#### Problem to work on:
Leave out the pictures and transcribe everything else exactly.

#### Material for this task:
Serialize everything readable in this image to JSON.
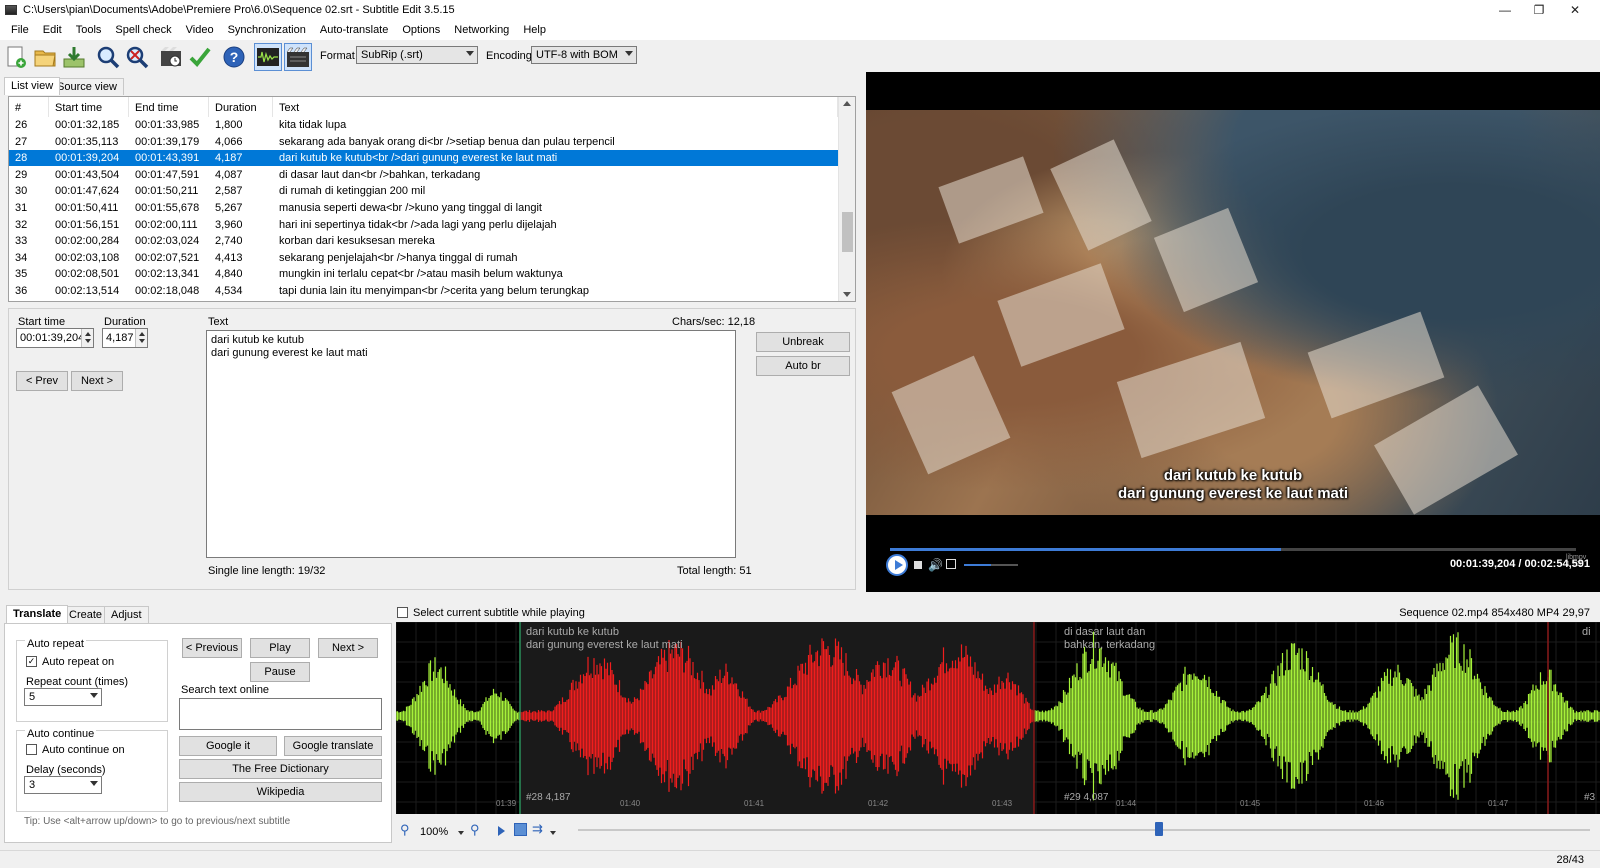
{
  "window": {
    "title": "C:\\Users\\pian\\Documents\\Adobe\\Premiere Pro\\6.0\\Sequence 02.srt - Subtitle Edit 3.5.15"
  },
  "menu": [
    "File",
    "Edit",
    "Tools",
    "Spell check",
    "Video",
    "Synchronization",
    "Auto-translate",
    "Options",
    "Networking",
    "Help"
  ],
  "toolbar": {
    "icons": [
      "new-file-icon",
      "open-folder-icon",
      "save-download-icon",
      "find-icon",
      "replace-icon",
      "visual-sync-icon",
      "spell-check-icon",
      "help-icon",
      "waveform-toggle-icon",
      "video-toggle-icon"
    ],
    "format_label": "Format",
    "format_value": "SubRip (.srt)",
    "encoding_label": "Encoding",
    "encoding_value": "UTF-8 with BOM"
  },
  "view_tabs": [
    "List view",
    "Source view"
  ],
  "list": {
    "columns": [
      "#",
      "Start time",
      "End time",
      "Duration",
      "Text"
    ],
    "rows": [
      [
        "26",
        "00:01:32,185",
        "00:01:33,985",
        "1,800",
        "kita tidak lupa"
      ],
      [
        "27",
        "00:01:35,113",
        "00:01:39,179",
        "4,066",
        "sekarang ada banyak orang di<br />setiap benua dan pulau terpencil"
      ],
      [
        "28",
        "00:01:39,204",
        "00:01:43,391",
        "4,187",
        "dari kutub ke kutub<br />dari gunung everest ke laut mati"
      ],
      [
        "29",
        "00:01:43,504",
        "00:01:47,591",
        "4,087",
        "di dasar laut dan<br />bahkan, terkadang"
      ],
      [
        "30",
        "00:01:47,624",
        "00:01:50,211",
        "2,587",
        "di rumah di ketinggian 200 mil"
      ],
      [
        "31",
        "00:01:50,411",
        "00:01:55,678",
        "5,267",
        "manusia seperti dewa<br />kuno yang tinggal di langit"
      ],
      [
        "32",
        "00:01:56,151",
        "00:02:00,111",
        "3,960",
        "hari ini sepertinya tidak<br />ada lagi yang perlu dijelajah"
      ],
      [
        "33",
        "00:02:00,284",
        "00:02:03,024",
        "2,740",
        "korban dari kesuksesan mereka"
      ],
      [
        "34",
        "00:02:03,108",
        "00:02:07,521",
        "4,413",
        "sekarang penjelajah<br />hanya tinggal di rumah"
      ],
      [
        "35",
        "00:02:08,501",
        "00:02:13,341",
        "4,840",
        "mungkin ini terlalu cepat<br />atau masih belum waktunya"
      ],
      [
        "36",
        "00:02:13,514",
        "00:02:18,048",
        "4,534",
        "tapi dunia lain itu menyimpan<br />cerita yang belum terungkap"
      ]
    ],
    "selected_index": 2
  },
  "edit": {
    "start_time_label": "Start time",
    "start_time_value": "00:01:39,204",
    "duration_label": "Duration",
    "duration_value": "4,187",
    "text_label": "Text",
    "chars_sec": "Chars/sec: 12,18",
    "text_value": "dari kutub ke kutub\ndari gunung everest ke laut mati",
    "prev_label": "< Prev",
    "next_label": "Next >",
    "unbreak_label": "Unbreak",
    "autobr_label": "Auto br",
    "single_line_length": "Single line length: 19/32",
    "total_length": "Total length: 51"
  },
  "video": {
    "caption_line1": "dari kutub ke kutub",
    "caption_line2": "dari gunung everest ke laut mati",
    "time_display": "00:01:39,204 / 00:02:54,591",
    "progress": 0.57,
    "volume": 0.5,
    "mpv_label": "libmpv 1.108"
  },
  "bottom_tabs": [
    "Translate",
    "Create",
    "Adjust"
  ],
  "translate": {
    "auto_repeat_title": "Auto repeat",
    "auto_repeat_on_label": "Auto repeat on",
    "auto_repeat_checked": true,
    "repeat_count_label": "Repeat count (times)",
    "repeat_count_value": "5",
    "auto_continue_title": "Auto continue",
    "auto_continue_on_label": "Auto continue on",
    "auto_continue_checked": false,
    "delay_label": "Delay (seconds)",
    "delay_value": "3",
    "previous_label": "< Previous",
    "play_label": "Play",
    "next_label": "Next >",
    "pause_label": "Pause",
    "search_online_label": "Search text online",
    "google_it_label": "Google it",
    "google_translate_label": "Google translate",
    "free_dictionary_label": "The Free Dictionary",
    "wikipedia_label": "Wikipedia",
    "tip": "Tip: Use <alt+arrow up/down> to go to previous/next subtitle"
  },
  "waveform": {
    "select_while_playing_label": "Select current subtitle while playing",
    "media_info": "Sequence 02.mp4 854x480 MP4 29,97",
    "seg1_line1": "dari kutub ke kutub",
    "seg1_line2": "dari gunung everest ke laut mati",
    "seg1_info": "#28  4,187",
    "seg2_line1": "di dasar laut dan",
    "seg2_line2": "bahkan, terkadang",
    "seg2_info": "#29  4,087",
    "seg3_line1": "di",
    "seg3_info": "#3",
    "ticks": [
      "01:39",
      "01:40",
      "01:41",
      "01:42",
      "01:43",
      "01:44",
      "01:45",
      "01:46",
      "01:47"
    ],
    "zoom": "100%",
    "position": 0.57
  },
  "status": {
    "counter": "28/43"
  }
}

#### Response to this task:
Serialize everything readable in this image to JSON.
{
  "window": {
    "title": "C:\\Users\\pian\\Documents\\Adobe\\Premiere Pro\\6.0\\Sequence 02.srt - Subtitle Edit 3.5.15"
  },
  "menu": [
    "File",
    "Edit",
    "Tools",
    "Spell check",
    "Video",
    "Synchronization",
    "Auto-translate",
    "Options",
    "Networking",
    "Help"
  ],
  "toolbar": {
    "icons": [
      "new-file-icon",
      "open-folder-icon",
      "save-download-icon",
      "find-icon",
      "replace-icon",
      "visual-sync-icon",
      "spell-check-icon",
      "help-icon",
      "waveform-toggle-icon",
      "video-toggle-icon"
    ],
    "format_label": "Format",
    "format_value": "SubRip (.srt)",
    "encoding_label": "Encoding",
    "encoding_value": "UTF-8 with BOM"
  },
  "view_tabs": [
    "List view",
    "Source view"
  ],
  "list": {
    "columns": [
      "#",
      "Start time",
      "End time",
      "Duration",
      "Text"
    ],
    "rows": [
      [
        "26",
        "00:01:32,185",
        "00:01:33,985",
        "1,800",
        "kita tidak lupa"
      ],
      [
        "27",
        "00:01:35,113",
        "00:01:39,179",
        "4,066",
        "sekarang ada banyak orang di<br />setiap benua dan pulau terpencil"
      ],
      [
        "28",
        "00:01:39,204",
        "00:01:43,391",
        "4,187",
        "dari kutub ke kutub<br />dari gunung everest ke laut mati"
      ],
      [
        "29",
        "00:01:43,504",
        "00:01:47,591",
        "4,087",
        "di dasar laut dan<br />bahkan, terkadang"
      ],
      [
        "30",
        "00:01:47,624",
        "00:01:50,211",
        "2,587",
        "di rumah di ketinggian 200 mil"
      ],
      [
        "31",
        "00:01:50,411",
        "00:01:55,678",
        "5,267",
        "manusia seperti dewa<br />kuno yang tinggal di langit"
      ],
      [
        "32",
        "00:01:56,151",
        "00:02:00,111",
        "3,960",
        "hari ini sepertinya tidak<br />ada lagi yang perlu dijelajah"
      ],
      [
        "33",
        "00:02:00,284",
        "00:02:03,024",
        "2,740",
        "korban dari kesuksesan mereka"
      ],
      [
        "34",
        "00:02:03,108",
        "00:02:07,521",
        "4,413",
        "sekarang penjelajah<br />hanya tinggal di rumah"
      ],
      [
        "35",
        "00:02:08,501",
        "00:02:13,341",
        "4,840",
        "mungkin ini terlalu cepat<br />atau masih belum waktunya"
      ],
      [
        "36",
        "00:02:13,514",
        "00:02:18,048",
        "4,534",
        "tapi dunia lain itu menyimpan<br />cerita yang belum terungkap"
      ]
    ],
    "selected_index": 2
  },
  "edit": {
    "start_time_label": "Start time",
    "start_time_value": "00:01:39,204",
    "duration_label": "Duration",
    "duration_value": "4,187",
    "text_label": "Text",
    "chars_sec": "Chars/sec: 12,18",
    "text_value": "dari kutub ke kutub\ndari gunung everest ke laut mati",
    "prev_label": "< Prev",
    "next_label": "Next >",
    "unbreak_label": "Unbreak",
    "autobr_label": "Auto br",
    "single_line_length": "Single line length: 19/32",
    "total_length": "Total length: 51"
  },
  "video": {
    "caption_line1": "dari kutub ke kutub",
    "caption_line2": "dari gunung everest ke laut mati",
    "time_display": "00:01:39,204 / 00:02:54,591",
    "progress": 0.57,
    "volume": 0.5,
    "mpv_label": "libmpv 1.108"
  },
  "bottom_tabs": [
    "Translate",
    "Create",
    "Adjust"
  ],
  "translate": {
    "auto_repeat_title": "Auto repeat",
    "auto_repeat_on_label": "Auto repeat on",
    "auto_repeat_checked": true,
    "repeat_count_label": "Repeat count (times)",
    "repeat_count_value": "5",
    "auto_continue_title": "Auto continue",
    "auto_continue_on_label": "Auto continue on",
    "auto_continue_checked": false,
    "delay_label": "Delay (seconds)",
    "delay_value": "3",
    "previous_label": "< Previous",
    "play_label": "Play",
    "next_label": "Next >",
    "pause_label": "Pause",
    "search_online_label": "Search text online",
    "google_it_label": "Google it",
    "google_translate_label": "Google translate",
    "free_dictionary_label": "The Free Dictionary",
    "wikipedia_label": "Wikipedia",
    "tip": "Tip: Use <alt+arrow up/down> to go to previous/next subtitle"
  },
  "waveform": {
    "select_while_playing_label": "Select current subtitle while playing",
    "media_info": "Sequence 02.mp4 854x480 MP4 29,97",
    "seg1_line1": "dari kutub ke kutub",
    "seg1_line2": "dari gunung everest ke laut mati",
    "seg1_info": "#28  4,187",
    "seg2_line1": "di dasar laut dan",
    "seg2_line2": "bahkan, terkadang",
    "seg2_info": "#29  4,087",
    "seg3_line1": "di",
    "seg3_info": "#3",
    "ticks": [
      "01:39",
      "01:40",
      "01:41",
      "01:42",
      "01:43",
      "01:44",
      "01:45",
      "01:46",
      "01:47"
    ],
    "zoom": "100%",
    "position": 0.57
  },
  "status": {
    "counter": "28/43"
  }
}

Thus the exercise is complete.